((

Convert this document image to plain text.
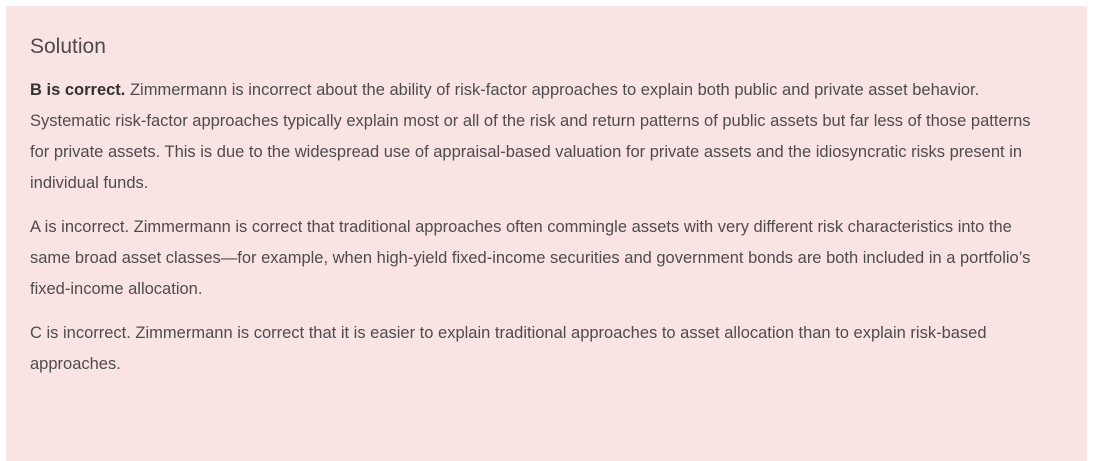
Solution

B is correct. Zimmermann is incorrect about the ability of risk-factor approaches to explain both public and private asset behavior. Systematic risk-factor approaches typically explain most or all of the risk and return patterns of public assets but far less of those patterns for private assets. This is due to the widespread use of appraisal-based valuation for private assets and the idiosyncratic risks present in individual funds.

A is incorrect. Zimmermann is correct that traditional approaches often commingle assets with very different risk characteristics into the same broad asset classes—for example, when high-yield fixed-income securities and government bonds are both included in a portfolio’s fixed-income allocation.

C is incorrect. Zimmermann is correct that it is easier to explain traditional approaches to asset allocation than to explain risk-based approaches.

))

• Job: Which lines in the listing above hold the word "both"? Show each of them.

• Written reply:
B is correct. Zimmermann is incorrect about the ability of risk-factor approaches to explain both public and private asset behavior. Systematic risk-factor approaches typically explain most or all of the risk and return patterns of public assets but far less of those patterns for private assets. This is due to the widespread use of appraisal-based valuation for private assets and the idiosyncratic risks present in individual funds.
A is incorrect. Zimmermann is correct that traditional approaches often commingle assets with very different risk characteristics into the same broad asset classes—for example, when high-yield fixed-income securities and government bonds are both included in a portfolio’s fixed-income allocation.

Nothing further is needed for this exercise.